Task requirements => Extract all of the data and reproduce it precisely.
------ Records supplied ------
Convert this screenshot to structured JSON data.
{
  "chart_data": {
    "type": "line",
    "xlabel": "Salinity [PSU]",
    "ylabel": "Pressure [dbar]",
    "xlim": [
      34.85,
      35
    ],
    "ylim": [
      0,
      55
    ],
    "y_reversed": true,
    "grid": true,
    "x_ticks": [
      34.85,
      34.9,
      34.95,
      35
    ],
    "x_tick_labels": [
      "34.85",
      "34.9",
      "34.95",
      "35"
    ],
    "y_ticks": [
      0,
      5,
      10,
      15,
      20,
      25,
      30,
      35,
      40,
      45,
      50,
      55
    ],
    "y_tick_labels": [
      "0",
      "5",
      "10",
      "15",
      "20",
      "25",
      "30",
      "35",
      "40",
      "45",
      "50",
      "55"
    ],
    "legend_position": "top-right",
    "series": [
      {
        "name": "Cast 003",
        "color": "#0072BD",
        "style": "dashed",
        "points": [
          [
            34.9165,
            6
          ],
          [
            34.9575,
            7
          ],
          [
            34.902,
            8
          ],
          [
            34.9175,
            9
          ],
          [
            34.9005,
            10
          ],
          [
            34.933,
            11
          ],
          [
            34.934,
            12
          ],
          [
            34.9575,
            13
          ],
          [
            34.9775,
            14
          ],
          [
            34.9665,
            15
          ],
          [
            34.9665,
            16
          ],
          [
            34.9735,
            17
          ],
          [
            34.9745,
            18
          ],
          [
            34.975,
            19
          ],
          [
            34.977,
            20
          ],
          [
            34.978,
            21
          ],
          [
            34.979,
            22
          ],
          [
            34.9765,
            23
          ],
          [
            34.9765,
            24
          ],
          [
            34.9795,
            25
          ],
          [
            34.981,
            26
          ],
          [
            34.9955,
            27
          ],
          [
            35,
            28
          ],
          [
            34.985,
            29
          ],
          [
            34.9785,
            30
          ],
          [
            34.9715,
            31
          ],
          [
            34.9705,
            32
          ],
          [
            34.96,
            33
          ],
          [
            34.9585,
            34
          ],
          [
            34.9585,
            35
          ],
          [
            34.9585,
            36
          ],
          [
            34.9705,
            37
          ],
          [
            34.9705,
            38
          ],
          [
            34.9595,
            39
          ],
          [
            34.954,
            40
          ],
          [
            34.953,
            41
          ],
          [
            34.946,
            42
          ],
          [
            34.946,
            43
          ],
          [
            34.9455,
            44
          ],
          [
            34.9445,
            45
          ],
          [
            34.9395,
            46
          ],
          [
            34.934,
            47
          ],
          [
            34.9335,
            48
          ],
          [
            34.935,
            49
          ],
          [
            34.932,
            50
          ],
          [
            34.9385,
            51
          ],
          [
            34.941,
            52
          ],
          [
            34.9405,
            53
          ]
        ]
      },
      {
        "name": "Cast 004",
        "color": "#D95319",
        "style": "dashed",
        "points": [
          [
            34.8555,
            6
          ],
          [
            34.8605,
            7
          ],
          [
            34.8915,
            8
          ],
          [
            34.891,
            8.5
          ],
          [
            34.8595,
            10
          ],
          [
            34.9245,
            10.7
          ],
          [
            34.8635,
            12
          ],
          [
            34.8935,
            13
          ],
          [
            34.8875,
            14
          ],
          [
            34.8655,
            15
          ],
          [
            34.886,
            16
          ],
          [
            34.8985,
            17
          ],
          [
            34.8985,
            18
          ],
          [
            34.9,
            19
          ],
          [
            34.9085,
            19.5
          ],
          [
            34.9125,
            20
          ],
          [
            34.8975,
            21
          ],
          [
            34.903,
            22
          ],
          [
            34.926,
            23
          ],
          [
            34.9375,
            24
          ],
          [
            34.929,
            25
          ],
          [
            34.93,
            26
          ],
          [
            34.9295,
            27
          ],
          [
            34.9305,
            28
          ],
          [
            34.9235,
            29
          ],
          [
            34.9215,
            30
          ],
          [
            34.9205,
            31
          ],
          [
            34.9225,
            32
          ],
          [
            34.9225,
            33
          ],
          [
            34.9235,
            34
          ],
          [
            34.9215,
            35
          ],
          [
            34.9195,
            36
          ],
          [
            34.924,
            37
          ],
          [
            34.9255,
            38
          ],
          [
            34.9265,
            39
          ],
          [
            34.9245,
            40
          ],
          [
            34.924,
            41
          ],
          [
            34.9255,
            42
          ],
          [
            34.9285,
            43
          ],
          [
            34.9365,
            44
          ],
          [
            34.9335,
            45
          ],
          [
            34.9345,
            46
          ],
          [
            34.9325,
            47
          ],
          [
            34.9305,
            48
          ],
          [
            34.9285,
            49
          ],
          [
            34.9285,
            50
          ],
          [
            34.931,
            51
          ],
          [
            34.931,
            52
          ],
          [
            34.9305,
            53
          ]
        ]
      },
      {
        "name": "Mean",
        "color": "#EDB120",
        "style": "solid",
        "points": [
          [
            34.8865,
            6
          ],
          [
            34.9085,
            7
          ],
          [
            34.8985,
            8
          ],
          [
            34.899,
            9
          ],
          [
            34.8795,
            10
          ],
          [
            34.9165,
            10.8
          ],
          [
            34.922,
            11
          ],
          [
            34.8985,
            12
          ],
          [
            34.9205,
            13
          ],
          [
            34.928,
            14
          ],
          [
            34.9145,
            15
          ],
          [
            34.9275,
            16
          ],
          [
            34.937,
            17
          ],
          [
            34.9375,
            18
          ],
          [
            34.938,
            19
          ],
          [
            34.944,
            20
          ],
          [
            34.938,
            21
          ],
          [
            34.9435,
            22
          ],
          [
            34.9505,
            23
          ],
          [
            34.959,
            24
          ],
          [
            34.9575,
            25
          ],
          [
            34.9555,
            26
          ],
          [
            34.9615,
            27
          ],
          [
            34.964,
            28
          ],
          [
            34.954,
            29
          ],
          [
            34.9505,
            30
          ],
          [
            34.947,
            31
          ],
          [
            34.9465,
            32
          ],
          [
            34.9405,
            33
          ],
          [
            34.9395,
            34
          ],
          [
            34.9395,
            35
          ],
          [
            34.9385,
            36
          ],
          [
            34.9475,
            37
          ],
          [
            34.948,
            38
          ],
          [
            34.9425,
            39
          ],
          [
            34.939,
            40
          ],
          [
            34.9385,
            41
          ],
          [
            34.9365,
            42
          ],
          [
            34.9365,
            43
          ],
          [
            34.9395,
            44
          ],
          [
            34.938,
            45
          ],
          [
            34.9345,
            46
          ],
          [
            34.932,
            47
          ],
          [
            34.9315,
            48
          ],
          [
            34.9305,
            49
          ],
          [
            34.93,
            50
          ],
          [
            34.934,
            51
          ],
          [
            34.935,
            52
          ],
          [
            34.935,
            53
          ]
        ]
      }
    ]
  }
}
------
Solution =>
Convert this screenshot to structured JSON data.
{
  "chart_data": {
    "type": "line",
    "xlabel": "Salinity [PSU]",
    "ylabel": "Pressure [dbar]",
    "xlim": [
      34.85,
      35
    ],
    "ylim": [
      0,
      55
    ],
    "y_reversed": true,
    "grid": true,
    "x_ticks": [
      34.85,
      34.9,
      34.95,
      35
    ],
    "x_tick_labels": [
      "34.85",
      "34.9",
      "34.95",
      "35"
    ],
    "y_ticks": [
      0,
      5,
      10,
      15,
      20,
      25,
      30,
      35,
      40,
      45,
      50,
      55
    ],
    "y_tick_labels": [
      "0",
      "5",
      "10",
      "15",
      "20",
      "25",
      "30",
      "35",
      "40",
      "45",
      "50",
      "55"
    ],
    "legend_position": "top-right",
    "series": [
      {
        "name": "Cast 003",
        "color": "#0072BD",
        "style": "dashed",
        "points": [
          [
            34.9165,
            6
          ],
          [
            34.9575,
            7
          ],
          [
            34.902,
            8
          ],
          [
            34.9175,
            9
          ],
          [
            34.9005,
            10
          ],
          [
            34.933,
            11
          ],
          [
            34.934,
            12
          ],
          [
            34.9575,
            13
          ],
          [
            34.9775,
            14
          ],
          [
            34.9665,
            15
          ],
          [
            34.9665,
            16
          ],
          [
            34.9735,
            17
          ],
          [
            34.9745,
            18
          ],
          [
            34.975,
            19
          ],
          [
            34.977,
            20
          ],
          [
            34.978,
            21
          ],
          [
            34.979,
            22
          ],
          [
            34.9765,
            23
          ],
          [
            34.9765,
            24
          ],
          [
            34.9795,
            25
          ],
          [
            34.981,
            26
          ],
          [
            34.9955,
            27
          ],
          [
            35,
            28
          ],
          [
            34.985,
            29
          ],
          [
            34.9785,
            30
          ],
          [
            34.9715,
            31
          ],
          [
            34.9705,
            32
          ],
          [
            34.96,
            33
          ],
          [
            34.9585,
            34
          ],
          [
            34.9585,
            35
          ],
          [
            34.9585,
            36
          ],
          [
            34.9705,
            37
          ],
          [
            34.9705,
            38
          ],
          [
            34.9595,
            39
          ],
          [
            34.954,
            40
          ],
          [
            34.953,
            41
          ],
          [
            34.946,
            42
          ],
          [
            34.946,
            43
          ],
          [
            34.9455,
            44
          ],
          [
            34.9445,
            45
          ],
          [
            34.9395,
            46
          ],
          [
            34.934,
            47
          ],
          [
            34.9335,
            48
          ],
          [
            34.935,
            49
          ],
          [
            34.932,
            50
          ],
          [
            34.9385,
            51
          ],
          [
            34.941,
            52
          ],
          [
            34.9405,
            53
          ]
        ]
      },
      {
        "name": "Cast 004",
        "color": "#D95319",
        "style": "dashed",
        "points": [
          [
            34.8555,
            6
          ],
          [
            34.8605,
            7
          ],
          [
            34.8915,
            8
          ],
          [
            34.891,
            8.5
          ],
          [
            34.8595,
            10
          ],
          [
            34.9245,
            10.7
          ],
          [
            34.8635,
            12
          ],
          [
            34.8935,
            13
          ],
          [
            34.8875,
            14
          ],
          [
            34.8655,
            15
          ],
          [
            34.886,
            16
          ],
          [
            34.8985,
            17
          ],
          [
            34.8985,
            18
          ],
          [
            34.9,
            19
          ],
          [
            34.9085,
            19.5
          ],
          [
            34.9125,
            20
          ],
          [
            34.8975,
            21
          ],
          [
            34.903,
            22
          ],
          [
            34.926,
            23
          ],
          [
            34.9375,
            24
          ],
          [
            34.929,
            25
          ],
          [
            34.93,
            26
          ],
          [
            34.9295,
            27
          ],
          [
            34.9305,
            28
          ],
          [
            34.9235,
            29
          ],
          [
            34.9215,
            30
          ],
          [
            34.9205,
            31
          ],
          [
            34.9225,
            32
          ],
          [
            34.9225,
            33
          ],
          [
            34.9235,
            34
          ],
          [
            34.9215,
            35
          ],
          [
            34.9195,
            36
          ],
          [
            34.924,
            37
          ],
          [
            34.9255,
            38
          ],
          [
            34.9265,
            39
          ],
          [
            34.9245,
            40
          ],
          [
            34.924,
            41
          ],
          [
            34.9255,
            42
          ],
          [
            34.9285,
            43
          ],
          [
            34.9365,
            44
          ],
          [
            34.9335,
            45
          ],
          [
            34.9345,
            46
          ],
          [
            34.9325,
            47
          ],
          [
            34.9305,
            48
          ],
          [
            34.9285,
            49
          ],
          [
            34.9285,
            50
          ],
          [
            34.931,
            51
          ],
          [
            34.931,
            52
          ],
          [
            34.9305,
            53
          ]
        ]
      },
      {
        "name": "Mean",
        "color": "#EDB120",
        "style": "solid",
        "points": [
          [
            34.8865,
            6
          ],
          [
            34.9085,
            7
          ],
          [
            34.8985,
            8
          ],
          [
            34.899,
            9
          ],
          [
            34.8795,
            10
          ],
          [
            34.9165,
            10.8
          ],
          [
            34.922,
            11
          ],
          [
            34.8985,
            12
          ],
          [
            34.9205,
            13
          ],
          [
            34.928,
            14
          ],
          [
            34.9145,
            15
          ],
          [
            34.9275,
            16
          ],
          [
            34.937,
            17
          ],
          [
            34.9375,
            18
          ],
          [
            34.938,
            19
          ],
          [
            34.944,
            20
          ],
          [
            34.938,
            21
          ],
          [
            34.9435,
            22
          ],
          [
            34.9505,
            23
          ],
          [
            34.959,
            24
          ],
          [
            34.9575,
            25
          ],
          [
            34.9555,
            26
          ],
          [
            34.9615,
            27
          ],
          [
            34.964,
            28
          ],
          [
            34.954,
            29
          ],
          [
            34.9505,
            30
          ],
          [
            34.947,
            31
          ],
          [
            34.9465,
            32
          ],
          [
            34.9405,
            33
          ],
          [
            34.9395,
            34
          ],
          [
            34.9395,
            35
          ],
          [
            34.9385,
            36
          ],
          [
            34.9475,
            37
          ],
          [
            34.948,
            38
          ],
          [
            34.9425,
            39
          ],
          [
            34.939,
            40
          ],
          [
            34.9385,
            41
          ],
          [
            34.9365,
            42
          ],
          [
            34.9365,
            43
          ],
          [
            34.9395,
            44
          ],
          [
            34.938,
            45
          ],
          [
            34.9345,
            46
          ],
          [
            34.932,
            47
          ],
          [
            34.9315,
            48
          ],
          [
            34.9305,
            49
          ],
          [
            34.93,
            50
          ],
          [
            34.934,
            51
          ],
          [
            34.935,
            52
          ],
          [
            34.935,
            53
          ]
        ]
      }
    ]
  }
}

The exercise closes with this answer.